◆ Your task:
The entries below should be output exactly as written.

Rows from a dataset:
--
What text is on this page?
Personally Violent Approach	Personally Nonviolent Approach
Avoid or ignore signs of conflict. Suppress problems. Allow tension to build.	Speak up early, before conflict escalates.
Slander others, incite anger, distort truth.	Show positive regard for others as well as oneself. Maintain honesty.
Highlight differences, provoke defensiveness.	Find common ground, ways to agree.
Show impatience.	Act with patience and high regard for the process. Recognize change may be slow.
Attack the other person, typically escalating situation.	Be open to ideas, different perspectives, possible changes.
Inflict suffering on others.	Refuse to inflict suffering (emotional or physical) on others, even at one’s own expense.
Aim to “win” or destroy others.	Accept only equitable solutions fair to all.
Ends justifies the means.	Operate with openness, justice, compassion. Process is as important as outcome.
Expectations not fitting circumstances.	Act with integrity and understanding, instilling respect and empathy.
--
◆ The response:
What text is on this page?
Personally Violent Approach	Personally Nonviolent Approach
Avoid or ignore signs of conflict. Suppress problems. Allow tension to build.	Speak up early, before conflict escalates.
Slander others, incite anger, distort truth.	Show positive regard for others as well as oneself. Maintain honesty.
Highlight differences, provoke defensiveness.	Find common ground, ways to agree.
Show impatience.	Act with patience and high regard for the process. Recognize change may be slow.
Attack the other person, typically escalating situation.	Be open to ideas, different perspectives, possible changes.
Inflict suffering on others.	Refuse to inflict suffering (emotional or physical) on others, even at one’s own expense.
Aim to “win” or destroy others.	Accept only equitable solutions fair to all.
Ends justifies the means.	Operate with openness, justice, compassion. Process is as important as outcome.
Expectations not fitting circumstances.	Act with integrity and understanding, instilling respect and empathy.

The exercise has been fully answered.